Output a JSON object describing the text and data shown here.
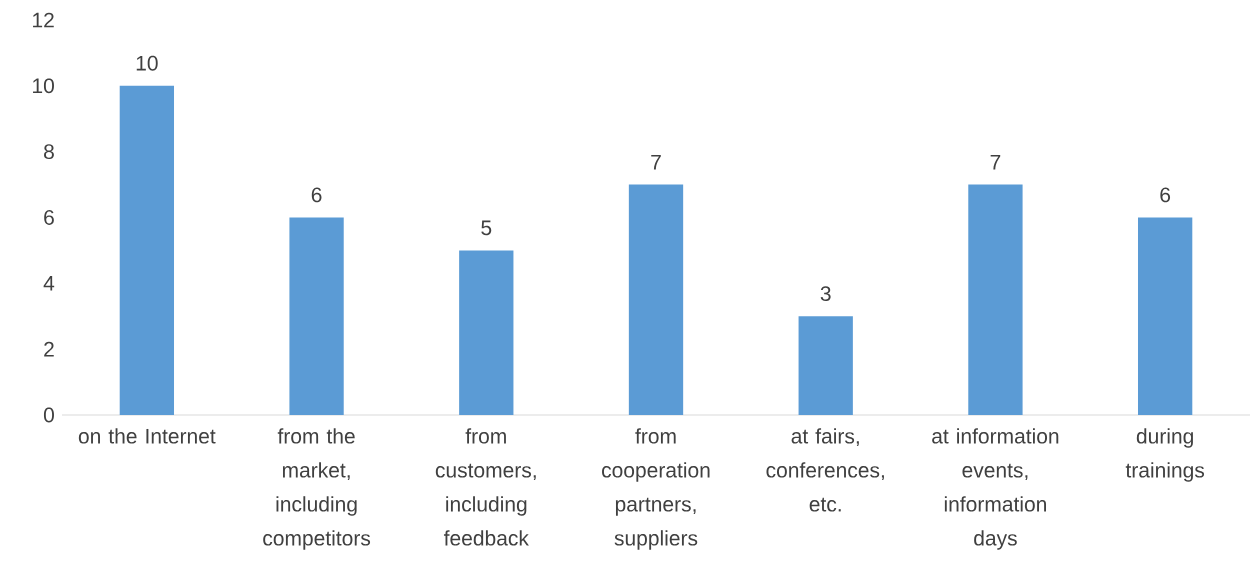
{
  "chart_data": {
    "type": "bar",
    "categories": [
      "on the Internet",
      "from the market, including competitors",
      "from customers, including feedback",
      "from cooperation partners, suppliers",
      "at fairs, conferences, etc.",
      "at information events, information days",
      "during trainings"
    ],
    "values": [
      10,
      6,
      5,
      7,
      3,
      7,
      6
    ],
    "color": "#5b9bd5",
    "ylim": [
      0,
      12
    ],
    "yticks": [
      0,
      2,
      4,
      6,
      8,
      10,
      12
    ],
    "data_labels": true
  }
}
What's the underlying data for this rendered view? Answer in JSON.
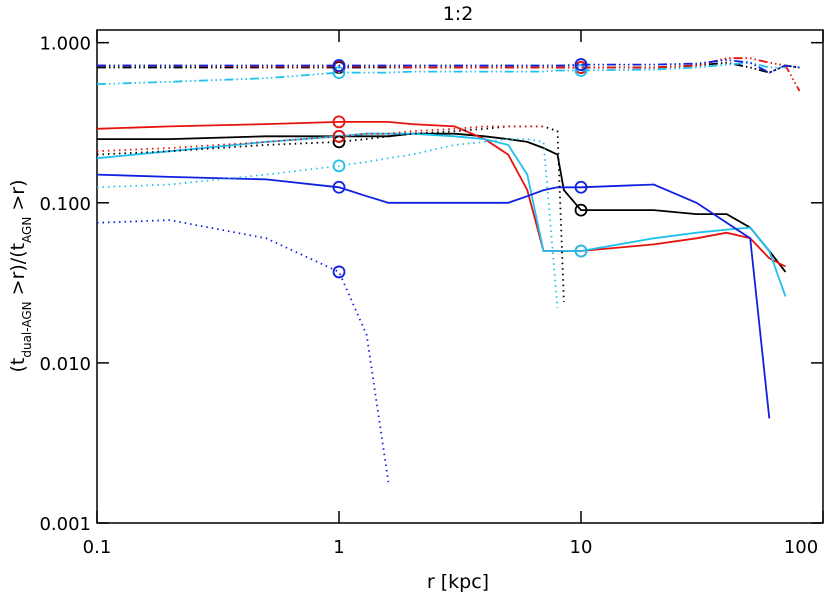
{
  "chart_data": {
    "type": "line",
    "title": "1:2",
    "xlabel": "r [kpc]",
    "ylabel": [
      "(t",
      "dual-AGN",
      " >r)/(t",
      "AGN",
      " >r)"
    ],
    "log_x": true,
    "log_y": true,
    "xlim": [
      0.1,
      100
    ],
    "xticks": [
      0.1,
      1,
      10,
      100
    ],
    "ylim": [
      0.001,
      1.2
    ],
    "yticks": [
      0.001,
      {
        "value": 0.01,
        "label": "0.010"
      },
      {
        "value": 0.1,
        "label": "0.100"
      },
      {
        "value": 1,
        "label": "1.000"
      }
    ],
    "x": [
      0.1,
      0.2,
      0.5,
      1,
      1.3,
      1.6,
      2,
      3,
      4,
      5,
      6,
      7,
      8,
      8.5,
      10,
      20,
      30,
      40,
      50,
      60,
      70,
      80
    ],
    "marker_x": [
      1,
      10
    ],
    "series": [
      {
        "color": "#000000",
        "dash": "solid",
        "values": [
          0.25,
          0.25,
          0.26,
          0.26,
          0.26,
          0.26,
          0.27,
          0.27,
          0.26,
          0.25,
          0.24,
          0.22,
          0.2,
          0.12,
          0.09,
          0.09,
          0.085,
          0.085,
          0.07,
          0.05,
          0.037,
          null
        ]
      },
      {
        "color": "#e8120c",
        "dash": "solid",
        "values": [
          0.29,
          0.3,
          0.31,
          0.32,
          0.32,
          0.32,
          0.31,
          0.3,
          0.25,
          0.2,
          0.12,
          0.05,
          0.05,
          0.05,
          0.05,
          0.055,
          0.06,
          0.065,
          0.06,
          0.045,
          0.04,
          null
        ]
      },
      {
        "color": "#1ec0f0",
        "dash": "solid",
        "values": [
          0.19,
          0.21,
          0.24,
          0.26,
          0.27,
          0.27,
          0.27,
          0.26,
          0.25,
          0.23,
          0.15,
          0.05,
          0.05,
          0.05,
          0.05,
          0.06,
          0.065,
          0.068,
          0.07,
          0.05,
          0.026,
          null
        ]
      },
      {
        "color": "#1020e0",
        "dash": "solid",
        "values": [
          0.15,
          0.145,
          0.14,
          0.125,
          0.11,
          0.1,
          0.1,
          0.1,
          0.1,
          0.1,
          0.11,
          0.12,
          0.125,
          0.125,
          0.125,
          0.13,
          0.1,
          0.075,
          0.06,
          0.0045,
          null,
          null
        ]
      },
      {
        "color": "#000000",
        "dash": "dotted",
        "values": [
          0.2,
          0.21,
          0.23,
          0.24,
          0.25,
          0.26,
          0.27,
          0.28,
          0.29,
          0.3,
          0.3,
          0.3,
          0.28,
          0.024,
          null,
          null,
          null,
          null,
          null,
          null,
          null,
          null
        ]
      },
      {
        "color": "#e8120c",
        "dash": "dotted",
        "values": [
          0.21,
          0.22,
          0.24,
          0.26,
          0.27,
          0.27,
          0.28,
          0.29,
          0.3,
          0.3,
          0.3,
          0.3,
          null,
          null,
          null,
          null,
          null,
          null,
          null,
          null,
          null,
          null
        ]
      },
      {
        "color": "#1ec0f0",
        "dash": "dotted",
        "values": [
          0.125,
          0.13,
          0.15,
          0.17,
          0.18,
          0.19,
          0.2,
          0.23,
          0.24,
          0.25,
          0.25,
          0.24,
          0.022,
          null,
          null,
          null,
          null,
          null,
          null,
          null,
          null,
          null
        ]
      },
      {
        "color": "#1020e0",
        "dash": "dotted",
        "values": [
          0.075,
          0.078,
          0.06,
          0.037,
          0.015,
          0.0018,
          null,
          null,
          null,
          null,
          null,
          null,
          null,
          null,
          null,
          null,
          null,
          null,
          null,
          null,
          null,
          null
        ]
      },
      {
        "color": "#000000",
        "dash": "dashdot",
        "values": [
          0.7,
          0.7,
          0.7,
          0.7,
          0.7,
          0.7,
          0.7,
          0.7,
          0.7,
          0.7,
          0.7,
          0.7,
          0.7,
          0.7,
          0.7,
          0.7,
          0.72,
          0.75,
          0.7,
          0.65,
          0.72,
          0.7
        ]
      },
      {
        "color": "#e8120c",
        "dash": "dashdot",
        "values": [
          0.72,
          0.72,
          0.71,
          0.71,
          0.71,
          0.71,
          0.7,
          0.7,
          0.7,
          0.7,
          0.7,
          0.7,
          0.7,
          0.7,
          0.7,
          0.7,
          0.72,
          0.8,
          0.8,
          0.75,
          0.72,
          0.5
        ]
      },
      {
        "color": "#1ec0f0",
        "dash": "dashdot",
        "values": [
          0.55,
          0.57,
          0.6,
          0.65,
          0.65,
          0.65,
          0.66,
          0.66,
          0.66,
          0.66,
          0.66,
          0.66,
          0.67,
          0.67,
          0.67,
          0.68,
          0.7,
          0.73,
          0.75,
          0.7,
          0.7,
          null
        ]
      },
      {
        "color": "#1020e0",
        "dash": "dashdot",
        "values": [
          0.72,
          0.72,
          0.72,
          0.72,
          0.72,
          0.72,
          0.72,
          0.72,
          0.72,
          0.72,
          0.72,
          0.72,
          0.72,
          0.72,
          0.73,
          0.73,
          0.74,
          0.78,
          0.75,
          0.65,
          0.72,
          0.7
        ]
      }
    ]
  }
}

— Task requirements —
Tally the lines of the listing that include "from". Reply with nothing but the count.

— The solution —
3